Directive » Below are records. Transcribe exactly the lines from the one that contains "Output a JSON" through the last line, leaving any pictures out.

┌────────

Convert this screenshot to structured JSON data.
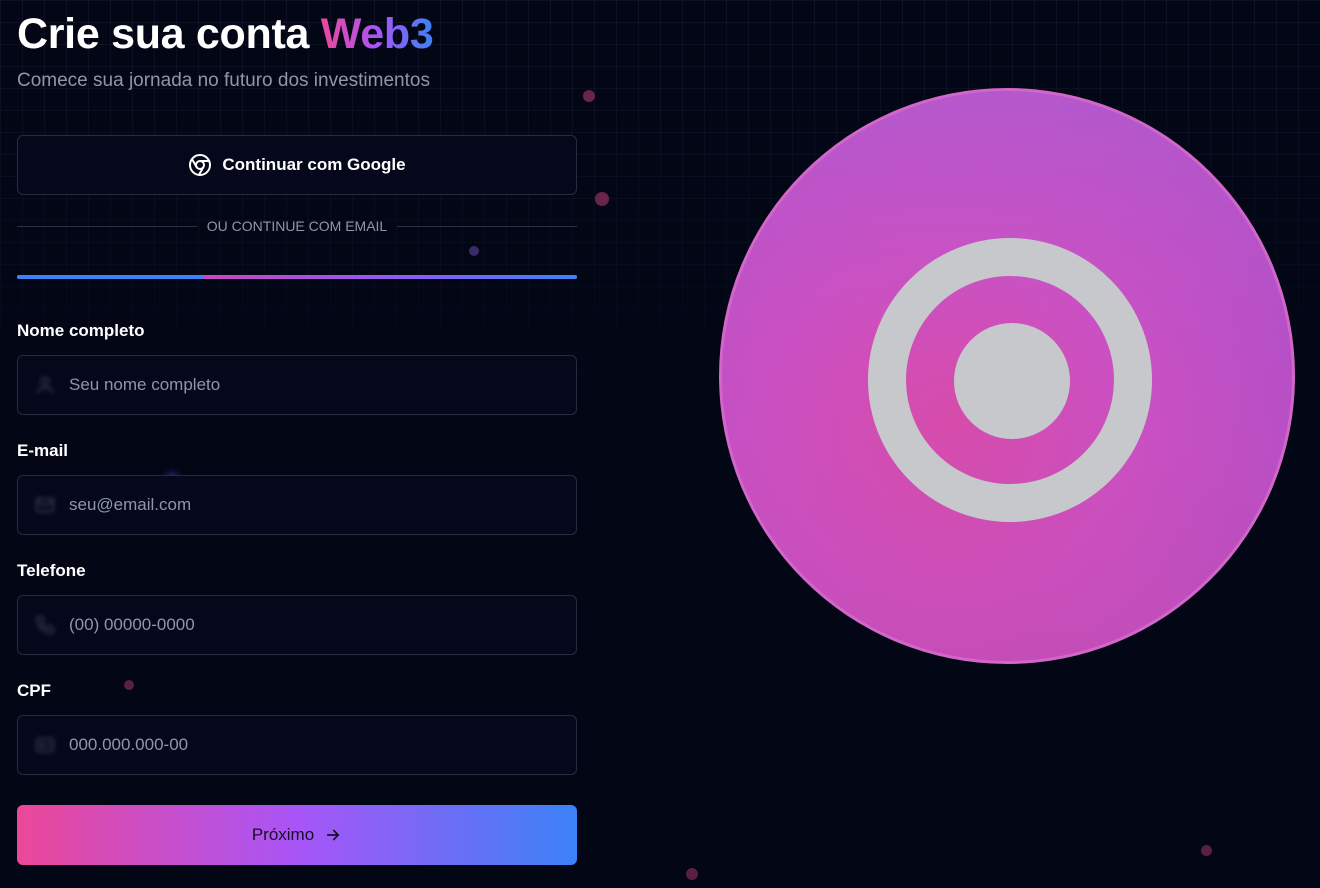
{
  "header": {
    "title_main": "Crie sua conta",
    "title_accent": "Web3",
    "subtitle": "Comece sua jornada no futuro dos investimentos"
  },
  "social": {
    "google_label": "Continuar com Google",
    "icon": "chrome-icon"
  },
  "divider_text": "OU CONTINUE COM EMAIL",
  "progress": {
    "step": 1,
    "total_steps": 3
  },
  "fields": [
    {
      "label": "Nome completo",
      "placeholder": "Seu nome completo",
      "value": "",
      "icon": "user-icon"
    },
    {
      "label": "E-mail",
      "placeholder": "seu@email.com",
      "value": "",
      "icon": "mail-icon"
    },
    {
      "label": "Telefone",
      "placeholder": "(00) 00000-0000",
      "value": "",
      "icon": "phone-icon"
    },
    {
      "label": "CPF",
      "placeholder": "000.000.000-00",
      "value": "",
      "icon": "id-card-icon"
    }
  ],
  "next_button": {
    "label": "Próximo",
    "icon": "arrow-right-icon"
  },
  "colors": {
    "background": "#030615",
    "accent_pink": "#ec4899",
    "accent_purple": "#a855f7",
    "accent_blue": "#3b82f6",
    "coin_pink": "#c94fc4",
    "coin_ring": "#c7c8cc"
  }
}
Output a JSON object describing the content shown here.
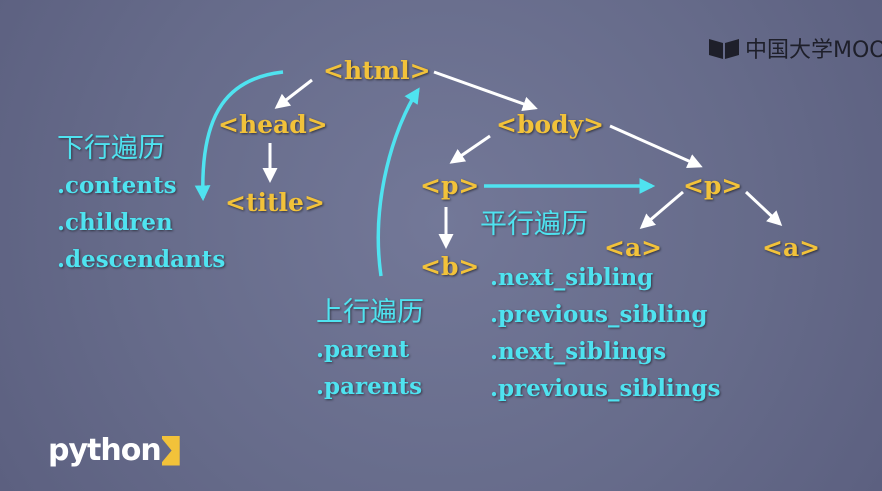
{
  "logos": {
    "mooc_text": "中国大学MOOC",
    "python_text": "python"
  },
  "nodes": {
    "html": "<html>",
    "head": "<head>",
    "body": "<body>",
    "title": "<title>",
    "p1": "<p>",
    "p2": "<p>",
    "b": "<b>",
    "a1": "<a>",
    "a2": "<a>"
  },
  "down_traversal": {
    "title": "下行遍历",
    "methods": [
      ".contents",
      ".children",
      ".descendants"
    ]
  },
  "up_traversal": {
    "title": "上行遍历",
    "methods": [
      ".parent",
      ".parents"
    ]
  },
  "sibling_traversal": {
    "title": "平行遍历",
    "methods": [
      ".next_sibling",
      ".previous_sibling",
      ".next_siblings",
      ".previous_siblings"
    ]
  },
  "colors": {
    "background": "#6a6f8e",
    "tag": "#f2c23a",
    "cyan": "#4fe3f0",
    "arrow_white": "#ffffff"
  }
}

└────────

Output of the task »
Output a JSON object describing the content shown here.
{
  "logos": {
    "mooc_text": "中国大学MOOC",
    "python_text": "python"
  },
  "nodes": {
    "html": "<html>",
    "head": "<head>",
    "body": "<body>",
    "title": "<title>",
    "p1": "<p>",
    "p2": "<p>",
    "b": "<b>",
    "a1": "<a>",
    "a2": "<a>"
  },
  "down_traversal": {
    "title": "下行遍历",
    "methods": [
      ".contents",
      ".children",
      ".descendants"
    ]
  },
  "up_traversal": {
    "title": "上行遍历",
    "methods": [
      ".parent",
      ".parents"
    ]
  },
  "sibling_traversal": {
    "title": "平行遍历",
    "methods": [
      ".next_sibling",
      ".previous_sibling",
      ".next_siblings",
      ".previous_siblings"
    ]
  },
  "colors": {
    "background": "#6a6f8e",
    "tag": "#f2c23a",
    "cyan": "#4fe3f0",
    "arrow_white": "#ffffff"
  }
}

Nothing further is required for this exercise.